Work to be completed
Reproduce the listing word for word, leaving every picture behind.

+++ Given information

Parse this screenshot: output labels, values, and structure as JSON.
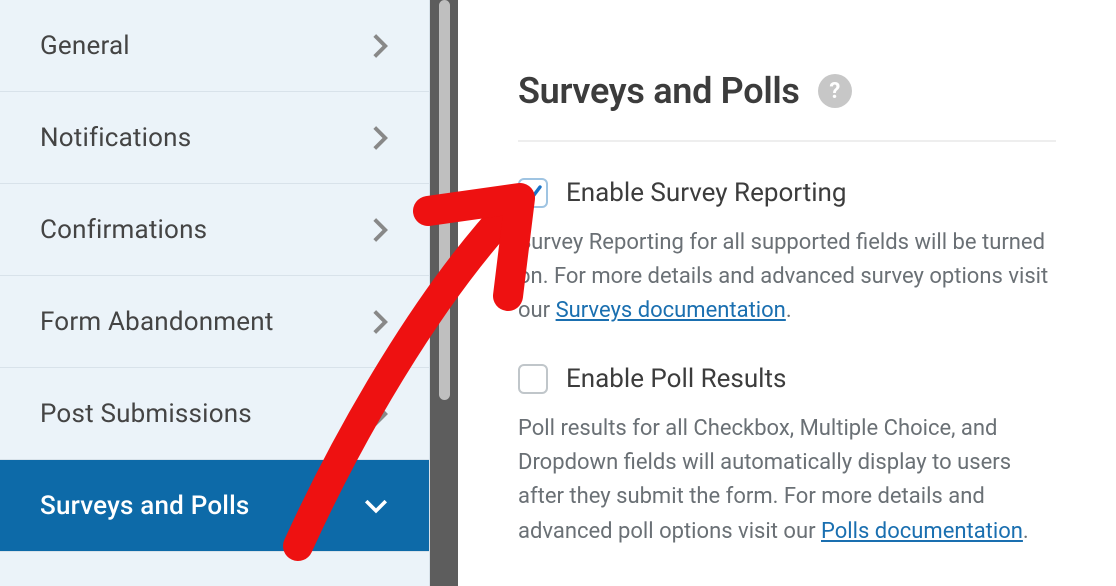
{
  "sidebar": {
    "items": [
      {
        "label": "General"
      },
      {
        "label": "Notifications"
      },
      {
        "label": "Confirmations"
      },
      {
        "label": "Form Abandonment"
      },
      {
        "label": "Post Submissions"
      },
      {
        "label": "Surveys and Polls"
      }
    ]
  },
  "panel": {
    "title": "Surveys and Polls",
    "help_glyph": "?",
    "options": [
      {
        "label": "Enable Survey Reporting",
        "checked": true,
        "desc_pre": "Survey Reporting for all supported fields will be turned on. For more details and advanced survey options visit our ",
        "link_text": "Surveys documentation",
        "desc_post": "."
      },
      {
        "label": "Enable Poll Results",
        "checked": false,
        "desc_pre": "Poll results for all Checkbox, Multiple Choice, and Dropdown fields will automatically display to users after they submit the form. For more details and advanced poll options visit our ",
        "link_text": "Polls documentation",
        "desc_post": "."
      }
    ]
  }
}
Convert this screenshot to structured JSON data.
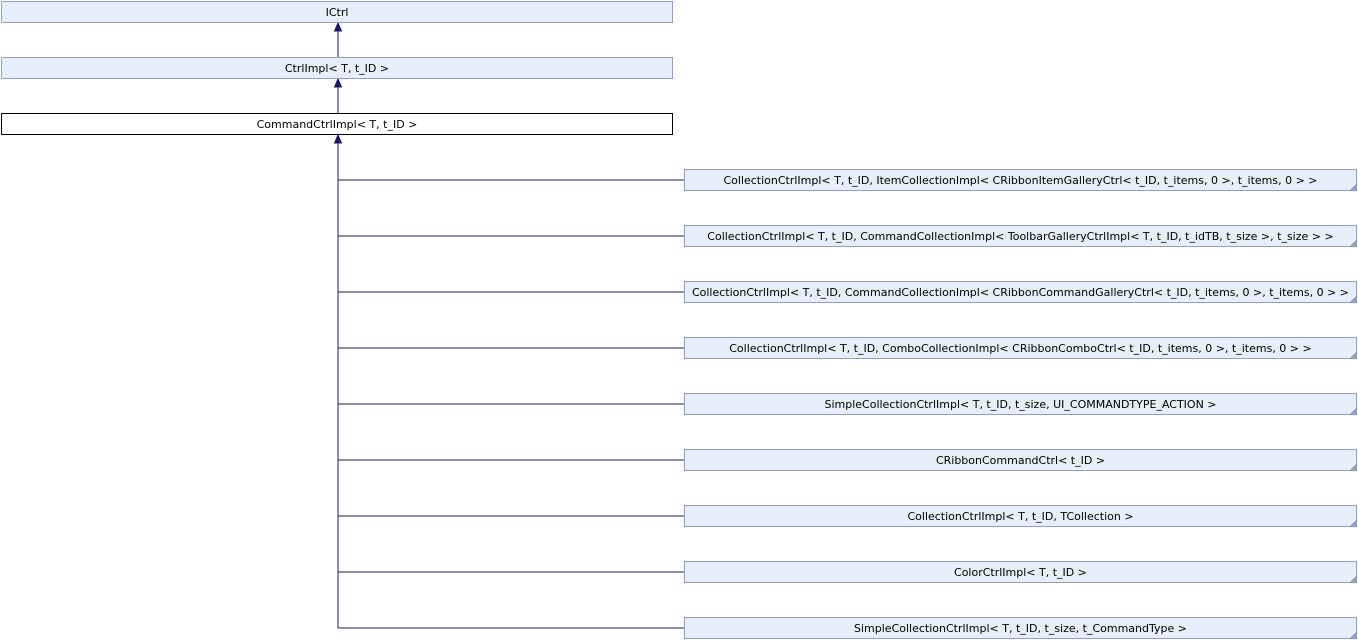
{
  "diagram": {
    "nodes": [
      {
        "id": "ictrl",
        "label": "ICtrl",
        "style": "normal",
        "folded": false
      },
      {
        "id": "ctrlimpl",
        "label": "CtrlImpl< T, t_ID >",
        "style": "normal",
        "folded": false
      },
      {
        "id": "commandctrlimpl",
        "label": "CommandCtrlImpl< T, t_ID >",
        "style": "current",
        "folded": false
      },
      {
        "id": "c1",
        "label": "CollectionCtrlImpl< T, t_ID, ItemCollectionImpl< CRibbonItemGalleryCtrl< t_ID, t_items, 0 >, t_items, 0 > >",
        "style": "normal",
        "folded": true
      },
      {
        "id": "c2",
        "label": "CollectionCtrlImpl< T, t_ID, CommandCollectionImpl< ToolbarGalleryCtrlImpl< T, t_ID, t_idTB, t_size >, t_size > >",
        "style": "normal",
        "folded": true
      },
      {
        "id": "c3",
        "label": "CollectionCtrlImpl< T, t_ID, CommandCollectionImpl< CRibbonCommandGalleryCtrl< t_ID, t_items, 0 >, t_items, 0 > >",
        "style": "normal",
        "folded": true
      },
      {
        "id": "c4",
        "label": "CollectionCtrlImpl< T, t_ID, ComboCollectionImpl< CRibbonComboCtrl< t_ID, t_items, 0 >, t_items, 0 > >",
        "style": "normal",
        "folded": true
      },
      {
        "id": "c5",
        "label": "SimpleCollectionCtrlImpl< T, t_ID, t_size, UI_COMMANDTYPE_ACTION >",
        "style": "normal",
        "folded": true
      },
      {
        "id": "c6",
        "label": "CRibbonCommandCtrl< t_ID >",
        "style": "normal",
        "folded": true
      },
      {
        "id": "c7",
        "label": "CollectionCtrlImpl< T, t_ID, TCollection >",
        "style": "normal",
        "folded": true
      },
      {
        "id": "c8",
        "label": "ColorCtrlImpl< T, t_ID >",
        "style": "normal",
        "folded": true
      },
      {
        "id": "c9",
        "label": "SimpleCollectionCtrlImpl< T, t_ID, t_size, t_CommandType >",
        "style": "normal",
        "folded": true
      }
    ],
    "edges": [
      {
        "from": "ctrlimpl",
        "to": "ictrl"
      },
      {
        "from": "commandctrlimpl",
        "to": "ctrlimpl"
      },
      {
        "from": "c1",
        "to": "commandctrlimpl"
      },
      {
        "from": "c2",
        "to": "commandctrlimpl"
      },
      {
        "from": "c3",
        "to": "commandctrlimpl"
      },
      {
        "from": "c4",
        "to": "commandctrlimpl"
      },
      {
        "from": "c5",
        "to": "commandctrlimpl"
      },
      {
        "from": "c6",
        "to": "commandctrlimpl"
      },
      {
        "from": "c7",
        "to": "commandctrlimpl"
      },
      {
        "from": "c8",
        "to": "commandctrlimpl"
      },
      {
        "from": "c9",
        "to": "commandctrlimpl"
      }
    ]
  }
}
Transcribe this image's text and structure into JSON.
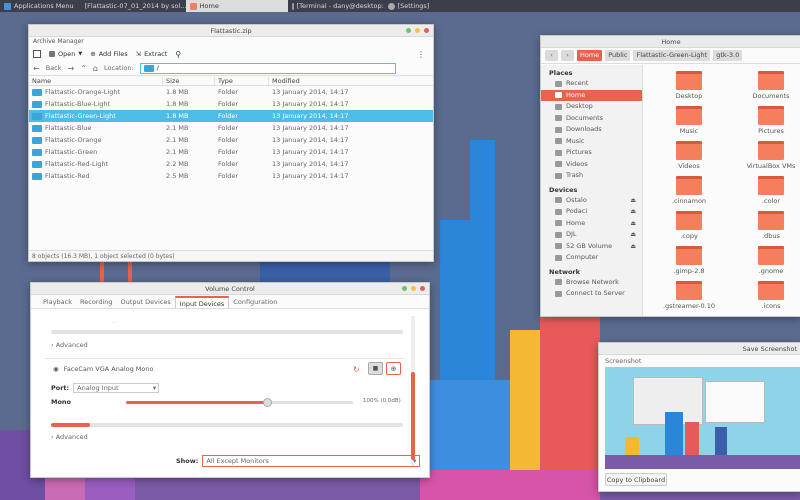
{
  "panel": {
    "apps_menu": "Applications Menu",
    "tasks": [
      {
        "label": "[Flattastic-07_01_2014 by sol..."
      },
      {
        "label": "Home"
      },
      {
        "label": "[Terminal - dany@desktop:~]"
      },
      {
        "label": "[Settings]"
      }
    ]
  },
  "archive": {
    "title": "Flattastic.zip",
    "menu_label": "Archive Manager",
    "toolbar": {
      "open": "Open",
      "add_files": "Add Files",
      "extract": "Extract"
    },
    "back": "Back",
    "location_label": "Location:",
    "location_value": "/",
    "columns": {
      "name": "Name",
      "size": "Size",
      "type": "Type",
      "modified": "Modified"
    },
    "rows": [
      {
        "name": "Flattastic-Orange-Light",
        "size": "1.8 MB",
        "type": "Folder",
        "modified": "13 January 2014, 14:17"
      },
      {
        "name": "Flattastic-Blue-Light",
        "size": "1.8 MB",
        "type": "Folder",
        "modified": "13 January 2014, 14:17"
      },
      {
        "name": "Flattastic-Green-Light",
        "size": "1.8 MB",
        "type": "Folder",
        "modified": "13 January 2014, 14:17"
      },
      {
        "name": "Flattastic-Blue",
        "size": "2.1 MB",
        "type": "Folder",
        "modified": "13 January 2014, 14:17"
      },
      {
        "name": "Flattastic-Orange",
        "size": "2.1 MB",
        "type": "Folder",
        "modified": "13 January 2014, 14:17"
      },
      {
        "name": "Flattastic-Green",
        "size": "2.1 MB",
        "type": "Folder",
        "modified": "13 January 2014, 14:17"
      },
      {
        "name": "Flattastic-Red-Light",
        "size": "2.2 MB",
        "type": "Folder",
        "modified": "13 January 2014, 14:17"
      },
      {
        "name": "Flattastic-Red",
        "size": "2.5 MB",
        "type": "Folder",
        "modified": "13 January 2014, 14:17"
      }
    ],
    "selected_row": 2,
    "status": "8 objects (16.3 MB), 1 object selected (0 bytes)"
  },
  "home": {
    "title": "Home",
    "crumbs": [
      "Home",
      "Public",
      "Flattastic-Green-Light",
      "gtk-3.0"
    ],
    "places_heading": "Places",
    "places": [
      "Recent",
      "Home",
      "Desktop",
      "Documents",
      "Downloads",
      "Music",
      "Pictures",
      "Videos",
      "Trash"
    ],
    "devices_heading": "Devices",
    "devices": [
      "Ostalo",
      "Podaci",
      "Home",
      "DJL",
      "52 GB Volume",
      "Computer"
    ],
    "network_heading": "Network",
    "network": [
      "Browse Network",
      "Connect to Server"
    ],
    "files": [
      "Desktop",
      "Documents",
      "Music",
      "Pictures",
      "Videos",
      "VirtualBox VMs",
      ".cinnamon",
      ".color",
      ".copy",
      ".dbus",
      ".gimp-2.8",
      ".gnome",
      ".gstreamer-0.10",
      ".icons"
    ]
  },
  "volume": {
    "title": "Volume Control",
    "tabs": [
      "Playback",
      "Recording",
      "Output Devices",
      "Input Devices",
      "Configuration"
    ],
    "active_tab": "Input Devices",
    "advanced": "Advanced",
    "device_name": "FaceCam VGA Analog Mono",
    "port_label": "Port:",
    "port_value": "Analog Input",
    "channel_label": "Mono",
    "level_text": "100% (0.0dB)",
    "level": 1.0,
    "meter_level": 0.11,
    "show_label": "Show:",
    "show_value": "All Except Monitors"
  },
  "screenshot": {
    "title": "Save Screenshot",
    "label": "Screenshot",
    "copy_button": "Copy to Clipboard"
  },
  "colors": {
    "accent": "#e8634a",
    "selection": "#4cbde6",
    "folder": "#f47e5e"
  }
}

++++++

Final result
Parse this screenshot: output labels, values, and structure as JSON.
{
  "sidebar": {
    "items": [
      {
        "label": "General"
      },
      {
        "label": "Notifications"
      },
      {
        "label": "Confirmations"
      },
      {
        "label": "Form Abandonment"
      },
      {
        "label": "Post Submissions"
      },
      {
        "label": "Surveys and Polls"
      }
    ]
  },
  "panel": {
    "title": "Surveys and Polls",
    "help_glyph": "?",
    "options": [
      {
        "label": "Enable Survey Reporting",
        "checked": true,
        "desc_pre": "Survey Reporting for all supported fields will be turned on. For more details and advanced survey options visit our ",
        "link_text": "Surveys documentation",
        "desc_post": "."
      },
      {
        "label": "Enable Poll Results",
        "checked": false,
        "desc_pre": "Poll results for all Checkbox, Multiple Choice, and Dropdown fields will automatically display to users after they submit the form. For more details and advanced poll options visit our ",
        "link_text": "Polls documentation",
        "desc_post": "."
      }
    ]
  }
}
Convert this screenshot to structured JSON data.
{
  "diagram": {
    "nodes": [
      {
        "id": "ictrl",
        "label": "ICtrl",
        "style": "normal",
        "folded": false
      },
      {
        "id": "ctrlimpl",
        "label": "CtrlImpl< T, t_ID >",
        "style": "normal",
        "folded": false
      },
      {
        "id": "commandctrlimpl",
        "label": "CommandCtrlImpl< T, t_ID >",
        "style": "current",
        "folded": false
      },
      {
        "id": "c1",
        "label": "CollectionCtrlImpl< T, t_ID, ItemCollectionImpl< CRibbonItemGalleryCtrl< t_ID, t_items, 0 >, t_items, 0 > >",
        "style": "normal",
        "folded": true
      },
      {
        "id": "c2",
        "label": "CollectionCtrlImpl< T, t_ID, CommandCollectionImpl< ToolbarGalleryCtrlImpl< T, t_ID, t_idTB, t_size >, t_size > >",
        "style": "normal",
        "folded": true
      },
      {
        "id": "c3",
        "label": "CollectionCtrlImpl< T, t_ID, CommandCollectionImpl< CRibbonCommandGalleryCtrl< t_ID, t_items, 0 >, t_items, 0 > >",
        "style": "normal",
        "folded": true
      },
      {
        "id": "c4",
        "label": "CollectionCtrlImpl< T, t_ID, ComboCollectionImpl< CRibbonComboCtrl< t_ID, t_items, 0 >, t_items, 0 > >",
        "style": "normal",
        "folded": true
      },
      {
        "id": "c5",
        "label": "SimpleCollectionCtrlImpl< T, t_ID, t_size, UI_COMMANDTYPE_ACTION >",
        "style": "normal",
        "folded": true
      },
      {
        "id": "c6",
        "label": "CRibbonCommandCtrl< t_ID >",
        "style": "normal",
        "folded": true
      },
      {
        "id": "c7",
        "label": "CollectionCtrlImpl< T, t_ID, TCollection >",
        "style": "normal",
        "folded": true
      },
      {
        "id": "c8",
        "label": "ColorCtrlImpl< T, t_ID >",
        "style": "normal",
        "folded": true
      },
      {
        "id": "c9",
        "label": "SimpleCollectionCtrlImpl< T, t_ID, t_size, t_CommandType >",
        "style": "normal",
        "folded": true
      }
    ],
    "edges": [
      {
        "from": "ctrlimpl",
        "to": "ictrl"
      },
      {
        "from": "commandctrlimpl",
        "to": "ctrlimpl"
      },
      {
        "from": "c1",
        "to": "commandctrlimpl"
      },
      {
        "from": "c2",
        "to": "commandctrlimpl"
      },
      {
        "from": "c3",
        "to": "commandctrlimpl"
      },
      {
        "from": "c4",
        "to": "commandctrlimpl"
      },
      {
        "from": "c5",
        "to": "commandctrlimpl"
      },
      {
        "from": "c6",
        "to": "commandctrlimpl"
      },
      {
        "from": "c7",
        "to": "commandctrlimpl"
      },
      {
        "from": "c8",
        "to": "commandctrlimpl"
      },
      {
        "from": "c9",
        "to": "commandctrlimpl"
      }
    ]
  }
}
Transcribe this image's text and structure into JSON.
{
  "panel": {
    "apps_menu": "Applications Menu",
    "tasks": [
      {
        "label": "[Flattastic-07_01_2014 by sol..."
      },
      {
        "label": "Home"
      },
      {
        "label": "[Terminal - dany@desktop:~]"
      },
      {
        "label": "[Settings]"
      }
    ]
  },
  "archive": {
    "title": "Flattastic.zip",
    "menu_label": "Archive Manager",
    "toolbar": {
      "open": "Open",
      "add_files": "Add Files",
      "extract": "Extract"
    },
    "back": "Back",
    "location_label": "Location:",
    "location_value": "/",
    "columns": {
      "name": "Name",
      "size": "Size",
      "type": "Type",
      "modified": "Modified"
    },
    "rows": [
      {
        "name": "Flattastic-Orange-Light",
        "size": "1.8 MB",
        "type": "Folder",
        "modified": "13 January 2014, 14:17"
      },
      {
        "name": "Flattastic-Blue-Light",
        "size": "1.8 MB",
        "type": "Folder",
        "modified": "13 January 2014, 14:17"
      },
      {
        "name": "Flattastic-Green-Light",
        "size": "1.8 MB",
        "type": "Folder",
        "modified": "13 January 2014, 14:17"
      },
      {
        "name": "Flattastic-Blue",
        "size": "2.1 MB",
        "type": "Folder",
        "modified": "13 January 2014, 14:17"
      },
      {
        "name": "Flattastic-Orange",
        "size": "2.1 MB",
        "type": "Folder",
        "modified": "13 January 2014, 14:17"
      },
      {
        "name": "Flattastic-Green",
        "size": "2.1 MB",
        "type": "Folder",
        "modified": "13 January 2014, 14:17"
      },
      {
        "name": "Flattastic-Red-Light",
        "size": "2.2 MB",
        "type": "Folder",
        "modified": "13 January 2014, 14:17"
      },
      {
        "name": "Flattastic-Red",
        "size": "2.5 MB",
        "type": "Folder",
        "modified": "13 January 2014, 14:17"
      }
    ],
    "selected_row": 2,
    "status": "8 objects (16.3 MB), 1 object selected (0 bytes)"
  },
  "home": {
    "title": "Home",
    "crumbs": [
      "Home",
      "Public",
      "Flattastic-Green-Light",
      "gtk-3.0"
    ],
    "places_heading": "Places",
    "places": [
      "Recent",
      "Home",
      "Desktop",
      "Documents",
      "Downloads",
      "Music",
      "Pictures",
      "Videos",
      "Trash"
    ],
    "devices_heading": "Devices",
    "devices": [
      "Ostalo",
      "Podaci",
      "Home",
      "DJL",
      "52 GB Volume",
      "Computer"
    ],
    "network_heading": "Network",
    "network": [
      "Browse Network",
      "Connect to Server"
    ],
    "files": [
      "Desktop",
      "Documents",
      "Music",
      "Pictures",
      "Videos",
      "VirtualBox VMs",
      ".cinnamon",
      ".color",
      ".copy",
      ".dbus",
      ".gimp-2.8",
      ".gnome",
      ".gstreamer-0.10",
      ".icons"
    ]
  },
  "volume": {
    "title": "Volume Control",
    "tabs": [
      "Playback",
      "Recording",
      "Output Devices",
      "Input Devices",
      "Configuration"
    ],
    "active_tab": "Input Devices",
    "advanced": "Advanced",
    "device_name": "FaceCam VGA Analog Mono",
    "port_label": "Port:",
    "port_value": "Analog Input",
    "channel_label": "Mono",
    "level_text": "100% (0.0dB)",
    "level": 1.0,
    "meter_level": 0.11,
    "show_label": "Show:",
    "show_value": "All Except Monitors"
  },
  "screenshot": {
    "title": "Save Screenshot",
    "label": "Screenshot",
    "copy_button": "Copy to Clipboard"
  },
  "colors": {
    "accent": "#e8634a",
    "selection": "#4cbde6",
    "folder": "#f47e5e"
  }
}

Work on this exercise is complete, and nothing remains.